# REQUIREMENTS
All lines in which the word "title" occurs are to be extracted.

(Extracts from a graphics dataset)
○ ○ ○ ○ ○ ○ ○
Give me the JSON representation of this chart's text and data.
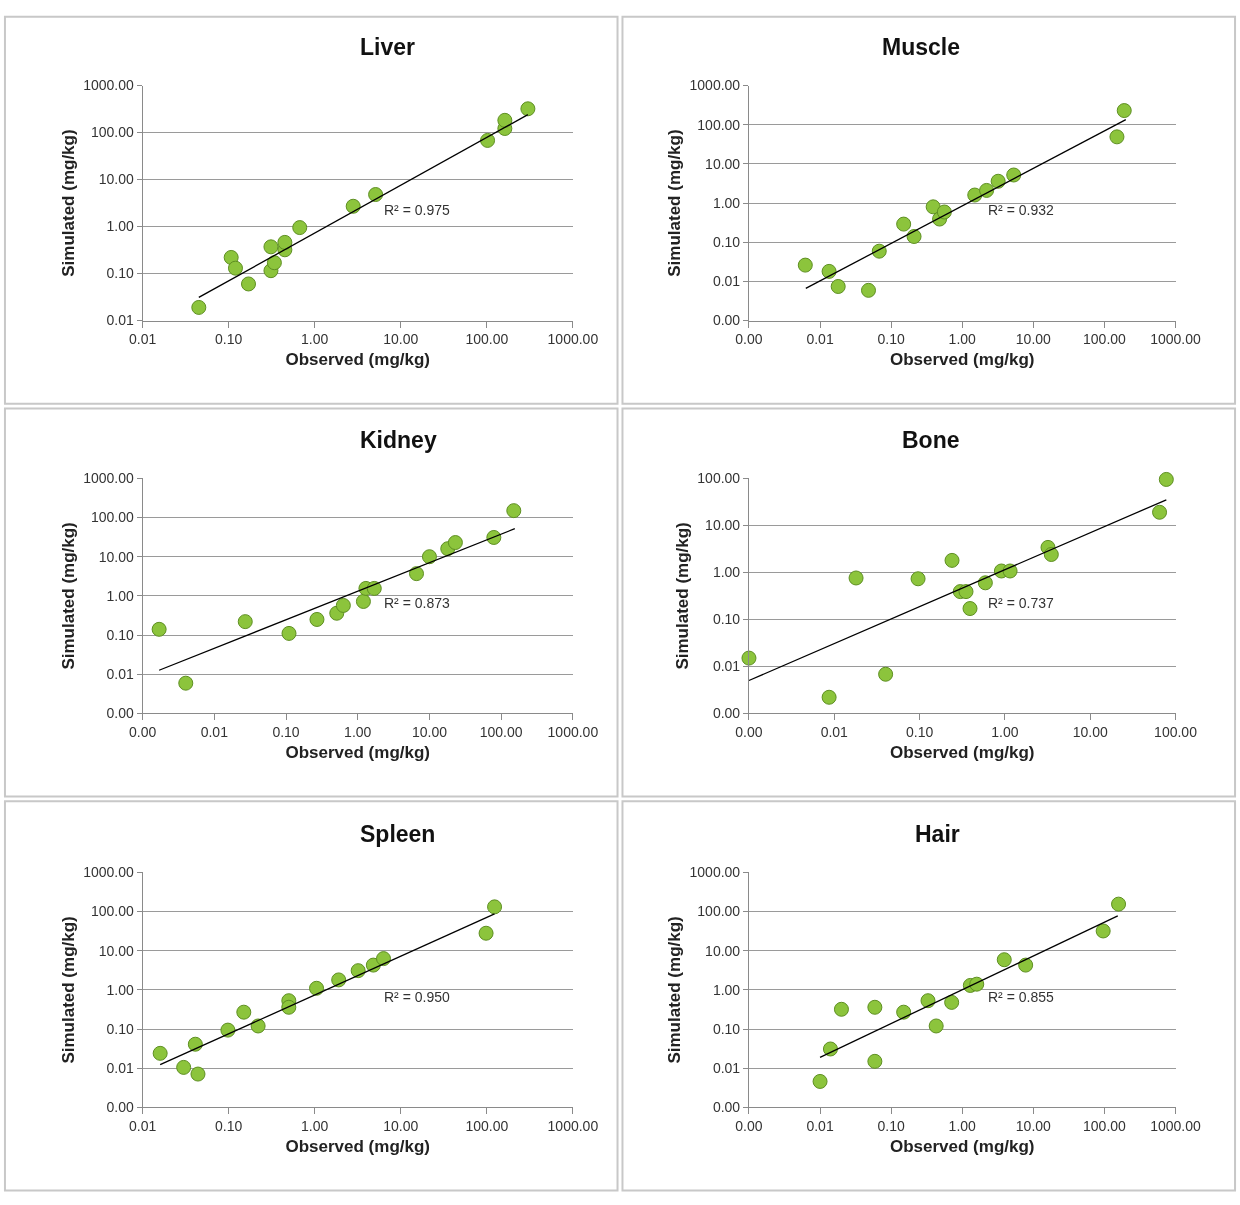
{
  "chart_data": [
    {
      "type": "scatter",
      "title": "Liver",
      "xlabel": "Observed (mg/kg)",
      "ylabel": "Simulated (mg/kg)",
      "log": "xy",
      "grid": "y",
      "marker": "circle",
      "annotations": [
        "R² = 0.975"
      ],
      "xlim": [
        0.01,
        1000
      ],
      "ylim": [
        0.01,
        1000
      ],
      "xticks": [
        {
          "value": 0.01,
          "label": "0.01"
        },
        {
          "value": 0.1,
          "label": "0.10"
        },
        {
          "value": 1,
          "label": "1.00"
        },
        {
          "value": 10,
          "label": "10.00"
        },
        {
          "value": 100,
          "label": "100.00"
        },
        {
          "value": 1000,
          "label": "1000.00"
        }
      ],
      "yticks": [
        {
          "value": 0.01,
          "label": "0.01"
        },
        {
          "value": 0.1,
          "label": "0.10"
        },
        {
          "value": 1,
          "label": "1.00"
        },
        {
          "value": 10,
          "label": "10.00"
        },
        {
          "value": 100,
          "label": "100.00"
        },
        {
          "value": 1000,
          "label": "1000.00"
        }
      ],
      "series": [
        {
          "color": "#8cc43c",
          "x": [
            0.045,
            0.107,
            0.12,
            0.17,
            0.31,
            0.34,
            0.31,
            0.45,
            0.45,
            0.67,
            2.8,
            5.1,
            102,
            162,
            162,
            300
          ],
          "values": [
            0.019,
            0.22,
            0.13,
            0.06,
            0.115,
            0.17,
            0.37,
            0.32,
            0.46,
            0.95,
            2.7,
            4.8,
            68,
            122,
            182,
            320
          ]
        },
        {
          "type": "line",
          "color": "#000000",
          "marker": "none",
          "x": [
            0.045,
            300
          ],
          "values": [
            0.031,
            240
          ]
        }
      ]
    },
    {
      "type": "scatter",
      "title": "Muscle",
      "xlabel": "Observed (mg/kg)",
      "ylabel": "Simulated (mg/kg)",
      "log": "xy",
      "grid": "y",
      "marker": "circle",
      "annotations": [
        "R² = 0.932"
      ],
      "xlim": [
        0.001,
        1000
      ],
      "ylim": [
        0.001,
        1000
      ],
      "xticks": [
        {
          "value": 0.001,
          "label": "0.00"
        },
        {
          "value": 0.01,
          "label": "0.01"
        },
        {
          "value": 0.1,
          "label": "0.10"
        },
        {
          "value": 1,
          "label": "1.00"
        },
        {
          "value": 10,
          "label": "10.00"
        },
        {
          "value": 100,
          "label": "100.00"
        },
        {
          "value": 1000,
          "label": "1000.00"
        }
      ],
      "yticks": [
        {
          "value": 0.001,
          "label": "0.00"
        },
        {
          "value": 0.01,
          "label": "0.01"
        },
        {
          "value": 0.1,
          "label": "0.10"
        },
        {
          "value": 1,
          "label": "1.00"
        },
        {
          "value": 10,
          "label": "10.00"
        },
        {
          "value": 100,
          "label": "100.00"
        },
        {
          "value": 1000,
          "label": "1000.00"
        }
      ],
      "series": [
        {
          "color": "#8cc43c",
          "x": [
            0.0062,
            0.0134,
            0.018,
            0.048,
            0.068,
            0.15,
            0.21,
            0.39,
            0.48,
            0.56,
            1.5,
            2.2,
            3.2,
            5.3,
            150,
            190
          ],
          "values": [
            0.026,
            0.018,
            0.0074,
            0.0059,
            0.059,
            0.29,
            0.14,
            0.8,
            0.39,
            0.59,
            1.6,
            2.1,
            3.6,
            5.2,
            49,
            230
          ]
        },
        {
          "type": "line",
          "color": "#000000",
          "marker": "none",
          "x": [
            0.0063,
            200
          ],
          "values": [
            0.0066,
            135
          ]
        }
      ]
    },
    {
      "type": "scatter",
      "title": "Kidney",
      "xlabel": "Observed (mg/kg)",
      "ylabel": "Simulated (mg/kg)",
      "log": "xy",
      "grid": "y",
      "marker": "circle",
      "annotations": [
        "R² = 0.873"
      ],
      "xlim": [
        0.001,
        1000
      ],
      "ylim": [
        0.001,
        1000
      ],
      "xticks": [
        {
          "value": 0.001,
          "label": "0.00"
        },
        {
          "value": 0.01,
          "label": "0.01"
        },
        {
          "value": 0.1,
          "label": "0.10"
        },
        {
          "value": 1,
          "label": "1.00"
        },
        {
          "value": 10,
          "label": "10.00"
        },
        {
          "value": 100,
          "label": "100.00"
        },
        {
          "value": 1000,
          "label": "1000.00"
        }
      ],
      "yticks": [
        {
          "value": 0.001,
          "label": "0.00"
        },
        {
          "value": 0.01,
          "label": "0.01"
        },
        {
          "value": 0.1,
          "label": "0.10"
        },
        {
          "value": 1,
          "label": "1.00"
        },
        {
          "value": 10,
          "label": "10.00"
        },
        {
          "value": 100,
          "label": "100.00"
        },
        {
          "value": 1000,
          "label": "1000.00"
        }
      ],
      "series": [
        {
          "color": "#8cc43c",
          "x": [
            0.0017,
            0.004,
            0.027,
            0.11,
            0.27,
            0.51,
            0.63,
            1.2,
            1.3,
            1.7,
            6.6,
            10,
            18,
            23,
            79,
            150
          ],
          "values": [
            0.14,
            0.0059,
            0.22,
            0.11,
            0.25,
            0.36,
            0.57,
            0.72,
            1.55,
            1.55,
            3.7,
            10,
            16,
            23,
            31,
            150
          ]
        },
        {
          "type": "line",
          "color": "#000000",
          "marker": "none",
          "x": [
            0.0017,
            155
          ],
          "values": [
            0.0126,
            52
          ]
        }
      ]
    },
    {
      "type": "scatter",
      "title": "Bone",
      "xlabel": "Observed (mg/kg)",
      "ylabel": "Simulated (mg/kg)",
      "log": "xy",
      "grid": "y",
      "marker": "circle",
      "annotations": [
        "R² = 0.737"
      ],
      "xlim": [
        0.001,
        100
      ],
      "ylim": [
        0.001,
        100
      ],
      "xticks": [
        {
          "value": 0.001,
          "label": "0.00"
        },
        {
          "value": 0.01,
          "label": "0.01"
        },
        {
          "value": 0.1,
          "label": "0.10"
        },
        {
          "value": 1,
          "label": "1.00"
        },
        {
          "value": 10,
          "label": "10.00"
        },
        {
          "value": 100,
          "label": "100.00"
        }
      ],
      "yticks": [
        {
          "value": 0.001,
          "label": "0.00"
        },
        {
          "value": 0.01,
          "label": "0.01"
        },
        {
          "value": 0.1,
          "label": "0.10"
        },
        {
          "value": 1,
          "label": "1.00"
        },
        {
          "value": 10,
          "label": "10.00"
        },
        {
          "value": 100,
          "label": "100.00"
        }
      ],
      "series": [
        {
          "color": "#8cc43c",
          "x": [
            0.001,
            0.0087,
            0.018,
            0.04,
            0.096,
            0.24,
            0.3,
            0.35,
            0.39,
            0.59,
            0.91,
            1.15,
            3.2,
            3.5,
            65,
            78
          ],
          "values": [
            0.015,
            0.0022,
            0.76,
            0.0068,
            0.73,
            1.8,
            0.39,
            0.39,
            0.17,
            0.6,
            1.07,
            1.07,
            3.4,
            2.4,
            19,
            95
          ]
        },
        {
          "type": "line",
          "color": "#000000",
          "marker": "none",
          "x": [
            0.001,
            78
          ],
          "values": [
            0.005,
            35
          ]
        }
      ]
    },
    {
      "type": "scatter",
      "title": "Spleen",
      "xlabel": "Observed (mg/kg)",
      "ylabel": "Simulated (mg/kg)",
      "log": "xy",
      "grid": "y",
      "marker": "circle",
      "annotations": [
        "R² = 0.950"
      ],
      "xlim": [
        0.01,
        1000
      ],
      "ylim": [
        0.001,
        1000
      ],
      "xticks": [
        {
          "value": 0.01,
          "label": "0.01"
        },
        {
          "value": 0.1,
          "label": "0.10"
        },
        {
          "value": 1,
          "label": "1.00"
        },
        {
          "value": 10,
          "label": "10.00"
        },
        {
          "value": 100,
          "label": "100.00"
        },
        {
          "value": 1000,
          "label": "1000.00"
        }
      ],
      "yticks": [
        {
          "value": 0.001,
          "label": "0.00"
        },
        {
          "value": 0.01,
          "label": "0.01"
        },
        {
          "value": 0.1,
          "label": "0.10"
        },
        {
          "value": 1,
          "label": "1.00"
        },
        {
          "value": 10,
          "label": "10.00"
        },
        {
          "value": 100,
          "label": "100.00"
        },
        {
          "value": 1000,
          "label": "1000.00"
        }
      ],
      "series": [
        {
          "color": "#8cc43c",
          "x": [
            0.016,
            0.03,
            0.041,
            0.044,
            0.098,
            0.15,
            0.22,
            0.5,
            0.5,
            1.05,
            1.9,
            3.2,
            4.8,
            6.3,
            98,
            123
          ],
          "values": [
            0.024,
            0.0105,
            0.041,
            0.0071,
            0.094,
            0.27,
            0.12,
            0.53,
            0.36,
            1.1,
            1.8,
            3.1,
            4.3,
            6.3,
            28,
            132
          ]
        },
        {
          "type": "line",
          "color": "#000000",
          "marker": "none",
          "x": [
            0.016,
            123
          ],
          "values": [
            0.0123,
            87
          ]
        }
      ]
    },
    {
      "type": "scatter",
      "title": "Hair",
      "xlabel": "Observed (mg/kg)",
      "ylabel": "Simulated (mg/kg)",
      "log": "xy",
      "grid": "y",
      "marker": "circle",
      "annotations": [
        "R² = 0.855"
      ],
      "xlim": [
        0.001,
        1000
      ],
      "ylim": [
        0.001,
        1000
      ],
      "xticks": [
        {
          "value": 0.001,
          "label": "0.00"
        },
        {
          "value": 0.01,
          "label": "0.01"
        },
        {
          "value": 0.1,
          "label": "0.10"
        },
        {
          "value": 1,
          "label": "1.00"
        },
        {
          "value": 10,
          "label": "10.00"
        },
        {
          "value": 100,
          "label": "100.00"
        },
        {
          "value": 1000,
          "label": "1000.00"
        }
      ],
      "yticks": [
        {
          "value": 0.001,
          "label": "0.00"
        },
        {
          "value": 0.01,
          "label": "0.01"
        },
        {
          "value": 0.1,
          "label": "0.10"
        },
        {
          "value": 1,
          "label": "1.00"
        },
        {
          "value": 10,
          "label": "10.00"
        },
        {
          "value": 100,
          "label": "100.00"
        },
        {
          "value": 1000,
          "label": "1000.00"
        }
      ],
      "series": [
        {
          "color": "#8cc43c",
          "x": [
            0.01,
            0.014,
            0.02,
            0.059,
            0.059,
            0.15,
            0.33,
            0.43,
            0.71,
            1.3,
            1.6,
            3.9,
            7.8,
            96,
            158
          ],
          "values": [
            0.0046,
            0.031,
            0.32,
            0.015,
            0.36,
            0.27,
            0.53,
            0.12,
            0.48,
            1.3,
            1.4,
            5.9,
            4.3,
            32,
            155
          ]
        },
        {
          "type": "line",
          "color": "#000000",
          "marker": "none",
          "x": [
            0.01,
            154
          ],
          "values": [
            0.019,
            78
          ]
        }
      ]
    }
  ]
}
○ ○ ○ ○ ○ ○ ○
# EXERCISE ANSWER
      "title": "Liver",
      "title": "Muscle",
      "title": "Kidney",
      "title": "Bone",
      "title": "Spleen",
      "title": "Hair",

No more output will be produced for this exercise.